- _REQUEST_
The data below must be copied in full and without any change.

(Stored data)
:::::

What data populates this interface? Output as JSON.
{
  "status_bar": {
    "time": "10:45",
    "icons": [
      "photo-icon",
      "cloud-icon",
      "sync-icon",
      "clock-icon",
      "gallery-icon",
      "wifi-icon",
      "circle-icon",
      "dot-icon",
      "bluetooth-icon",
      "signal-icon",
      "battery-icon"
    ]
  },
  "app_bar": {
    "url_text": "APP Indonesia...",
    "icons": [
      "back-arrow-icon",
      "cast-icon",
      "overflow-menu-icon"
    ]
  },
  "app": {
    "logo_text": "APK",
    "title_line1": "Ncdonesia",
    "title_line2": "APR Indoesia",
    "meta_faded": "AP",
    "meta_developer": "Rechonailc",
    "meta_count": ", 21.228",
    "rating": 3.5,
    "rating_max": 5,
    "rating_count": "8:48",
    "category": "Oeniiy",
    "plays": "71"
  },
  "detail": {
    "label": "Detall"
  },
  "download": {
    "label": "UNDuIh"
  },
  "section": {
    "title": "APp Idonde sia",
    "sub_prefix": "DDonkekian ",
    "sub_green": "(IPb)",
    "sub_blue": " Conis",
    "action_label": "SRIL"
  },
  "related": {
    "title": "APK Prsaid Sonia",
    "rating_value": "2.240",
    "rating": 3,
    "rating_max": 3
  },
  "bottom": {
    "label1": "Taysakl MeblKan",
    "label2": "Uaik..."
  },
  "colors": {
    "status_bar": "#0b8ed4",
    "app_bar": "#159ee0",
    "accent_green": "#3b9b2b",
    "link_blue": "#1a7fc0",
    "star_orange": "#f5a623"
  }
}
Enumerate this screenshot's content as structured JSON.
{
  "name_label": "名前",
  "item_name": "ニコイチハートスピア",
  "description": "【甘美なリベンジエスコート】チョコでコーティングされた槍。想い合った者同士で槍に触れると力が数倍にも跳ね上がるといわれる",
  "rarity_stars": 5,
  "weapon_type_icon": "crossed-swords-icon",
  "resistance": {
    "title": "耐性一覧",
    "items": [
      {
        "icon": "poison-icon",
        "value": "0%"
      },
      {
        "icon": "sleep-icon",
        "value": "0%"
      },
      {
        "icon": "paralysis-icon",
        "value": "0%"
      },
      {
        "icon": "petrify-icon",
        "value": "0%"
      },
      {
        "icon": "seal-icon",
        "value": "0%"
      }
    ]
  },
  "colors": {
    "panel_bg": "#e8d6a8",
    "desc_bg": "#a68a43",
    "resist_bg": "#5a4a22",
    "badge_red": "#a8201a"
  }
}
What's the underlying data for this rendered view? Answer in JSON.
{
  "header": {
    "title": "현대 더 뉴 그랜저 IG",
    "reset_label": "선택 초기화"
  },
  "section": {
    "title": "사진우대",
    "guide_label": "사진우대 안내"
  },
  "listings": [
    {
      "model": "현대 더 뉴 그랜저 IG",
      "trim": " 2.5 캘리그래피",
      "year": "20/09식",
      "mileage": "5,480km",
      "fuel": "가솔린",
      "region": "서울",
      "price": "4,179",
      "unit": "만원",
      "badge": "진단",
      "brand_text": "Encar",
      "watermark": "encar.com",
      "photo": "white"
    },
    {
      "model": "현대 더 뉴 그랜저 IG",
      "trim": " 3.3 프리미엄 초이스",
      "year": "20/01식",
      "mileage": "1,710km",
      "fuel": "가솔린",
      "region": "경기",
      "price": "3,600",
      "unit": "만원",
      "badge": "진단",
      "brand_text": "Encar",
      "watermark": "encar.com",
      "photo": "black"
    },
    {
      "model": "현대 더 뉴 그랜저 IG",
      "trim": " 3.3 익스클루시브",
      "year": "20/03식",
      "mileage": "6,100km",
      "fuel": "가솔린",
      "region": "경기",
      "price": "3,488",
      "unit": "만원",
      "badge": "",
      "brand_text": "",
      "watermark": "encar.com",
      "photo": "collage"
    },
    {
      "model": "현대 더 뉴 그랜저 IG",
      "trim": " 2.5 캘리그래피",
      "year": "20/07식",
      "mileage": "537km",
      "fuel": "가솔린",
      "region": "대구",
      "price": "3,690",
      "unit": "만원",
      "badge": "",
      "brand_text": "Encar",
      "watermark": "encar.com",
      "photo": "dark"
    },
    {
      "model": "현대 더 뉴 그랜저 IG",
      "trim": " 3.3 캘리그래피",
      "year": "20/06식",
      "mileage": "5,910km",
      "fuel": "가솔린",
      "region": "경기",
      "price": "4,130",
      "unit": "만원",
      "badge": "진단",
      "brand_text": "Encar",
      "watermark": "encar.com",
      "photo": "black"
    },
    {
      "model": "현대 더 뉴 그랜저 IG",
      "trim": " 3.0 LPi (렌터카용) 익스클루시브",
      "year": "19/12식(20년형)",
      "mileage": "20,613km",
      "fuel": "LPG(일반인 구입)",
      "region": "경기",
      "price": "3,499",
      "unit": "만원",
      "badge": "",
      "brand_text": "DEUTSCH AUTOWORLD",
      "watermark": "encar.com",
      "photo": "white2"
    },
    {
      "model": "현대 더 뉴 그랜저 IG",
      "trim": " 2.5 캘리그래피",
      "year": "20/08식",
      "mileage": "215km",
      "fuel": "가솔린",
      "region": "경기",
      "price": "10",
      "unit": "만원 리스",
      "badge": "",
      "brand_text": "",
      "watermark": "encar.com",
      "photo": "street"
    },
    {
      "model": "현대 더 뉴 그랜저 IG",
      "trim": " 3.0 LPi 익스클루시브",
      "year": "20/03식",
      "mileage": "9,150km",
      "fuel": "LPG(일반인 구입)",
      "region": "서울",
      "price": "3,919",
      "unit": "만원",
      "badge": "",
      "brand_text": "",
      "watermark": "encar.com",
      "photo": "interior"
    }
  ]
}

:::::

- _RESPONSE FOR THIS EXERCISE_
What data populates this interface? Output as JSON.
{
  "status_bar": {
    "time": "10:45",
    "icons": [
      "photo-icon",
      "cloud-icon",
      "sync-icon",
      "clock-icon",
      "gallery-icon",
      "wifi-icon",
      "circle-icon",
      "dot-icon",
      "bluetooth-icon",
      "signal-icon",
      "battery-icon"
    ]
  },
  "app_bar": {
    "url_text": "APP Indonesia...",
    "icons": [
      "back-arrow-icon",
      "cast-icon",
      "overflow-menu-icon"
    ]
  },
  "app": {
    "logo_text": "APK",
    "title_line1": "Ncdonesia",
    "title_line2": "APR Indoesia",
    "meta_faded": "AP",
    "meta_developer": "Rechonailc",
    "meta_count": ", 21.228",
    "rating": 3.5,
    "rating_max": 5,
    "rating_count": "8:48",
    "category": "Oeniiy",
    "plays": "71"
  },
  "detail": {
    "label": "Detall"
  },
  "download": {
    "label": "UNDuIh"
  },
  "section": {
    "title": "APp Idonde sia",
    "sub_prefix": "DDonkekian ",
    "sub_green": "(IPb)",
    "sub_blue": " Conis",
    "action_label": "SRIL"
  },
  "related": {
    "title": "APK Prsaid Sonia",
    "rating_value": "2.240",
    "rating": 3,
    "rating_max": 3
  },
  "bottom": {
    "label1": "Taysakl MeblKan",
    "label2": "Uaik..."
  },
  "colors": {
    "status_bar": "#0b8ed4",
    "app_bar": "#159ee0",
    "accent_green": "#3b9b2b",
    "link_blue": "#1a7fc0",
    "star_orange": "#f5a623"
  }
}
Enumerate this screenshot's content as structured JSON.
{
  "name_label": "名前",
  "item_name": "ニコイチハートスピア",
  "description": "【甘美なリベンジエスコート】チョコでコーティングされた槍。想い合った者同士で槍に触れると力が数倍にも跳ね上がるといわれる",
  "rarity_stars": 5,
  "weapon_type_icon": "crossed-swords-icon",
  "resistance": {
    "title": "耐性一覧",
    "items": [
      {
        "icon": "poison-icon",
        "value": "0%"
      },
      {
        "icon": "sleep-icon",
        "value": "0%"
      },
      {
        "icon": "paralysis-icon",
        "value": "0%"
      },
      {
        "icon": "petrify-icon",
        "value": "0%"
      },
      {
        "icon": "seal-icon",
        "value": "0%"
      }
    ]
  },
  "colors": {
    "panel_bg": "#e8d6a8",
    "desc_bg": "#a68a43",
    "resist_bg": "#5a4a22",
    "badge_red": "#a8201a"
  }
}
What's the underlying data for this rendered view? Answer in JSON.
{
  "header": {
    "title": "현대 더 뉴 그랜저 IG",
    "reset_label": "선택 초기화"
  },
  "section": {
    "title": "사진우대",
    "guide_label": "사진우대 안내"
  },
  "listings": [
    {
      "model": "현대 더 뉴 그랜저 IG",
      "trim": " 2.5 캘리그래피",
      "year": "20/09식",
      "mileage": "5,480km",
      "fuel": "가솔린",
      "region": "서울",
      "price": "4,179",
      "unit": "만원",
      "badge": "진단",
      "brand_text": "Encar",
      "watermark": "encar.com",
      "photo": "white"
    },
    {
      "model": "현대 더 뉴 그랜저 IG",
      "trim": " 3.3 프리미엄 초이스",
      "year": "20/01식",
      "mileage": "1,710km",
      "fuel": "가솔린",
      "region": "경기",
      "price": "3,600",
      "unit": "만원",
      "badge": "진단",
      "brand_text": "Encar",
      "watermark": "encar.com",
      "photo": "black"
    },
    {
      "model": "현대 더 뉴 그랜저 IG",
      "trim": " 3.3 익스클루시브",
      "year": "20/03식",
      "mileage": "6,100km",
      "fuel": "가솔린",
      "region": "경기",
      "price": "3,488",
      "unit": "만원",
      "badge": "",
      "brand_text": "",
      "watermark": "encar.com",
      "photo": "collage"
    },
    {
      "model": "현대 더 뉴 그랜저 IG",
      "trim": " 2.5 캘리그래피",
      "year": "20/07식",
      "mileage": "537km",
      "fuel": "가솔린",
      "region": "대구",
      "price": "3,690",
      "unit": "만원",
      "badge": "",
      "brand_text": "Encar",
      "watermark": "encar.com",
      "photo": "dark"
    },
    {
      "model": "현대 더 뉴 그랜저 IG",
      "trim": " 3.3 캘리그래피",
      "year": "20/06식",
      "mileage": "5,910km",
      "fuel": "가솔린",
      "region": "경기",
      "price": "4,130",
      "unit": "만원",
      "badge": "진단",
      "brand_text": "Encar",
      "watermark": "encar.com",
      "photo": "black"
    },
    {
      "model": "현대 더 뉴 그랜저 IG",
      "trim": " 3.0 LPi (렌터카용) 익스클루시브",
      "year": "19/12식(20년형)",
      "mileage": "20,613km",
      "fuel": "LPG(일반인 구입)",
      "region": "경기",
      "price": "3,499",
      "unit": "만원",
      "badge": "",
      "brand_text": "DEUTSCH AUTOWORLD",
      "watermark": "encar.com",
      "photo": "white2"
    },
    {
      "model": "현대 더 뉴 그랜저 IG",
      "trim": " 2.5 캘리그래피",
      "year": "20/08식",
      "mileage": "215km",
      "fuel": "가솔린",
      "region": "경기",
      "price": "10",
      "unit": "만원 리스",
      "badge": "",
      "brand_text": "",
      "watermark": "encar.com",
      "photo": "street"
    },
    {
      "model": "현대 더 뉴 그랜저 IG",
      "trim": " 3.0 LPi 익스클루시브",
      "year": "20/03식",
      "mileage": "9,150km",
      "fuel": "LPG(일반인 구입)",
      "region": "서울",
      "price": "3,919",
      "unit": "만원",
      "badge": "",
      "brand_text": "",
      "watermark": "encar.com",
      "photo": "interior"
    }
  ]
}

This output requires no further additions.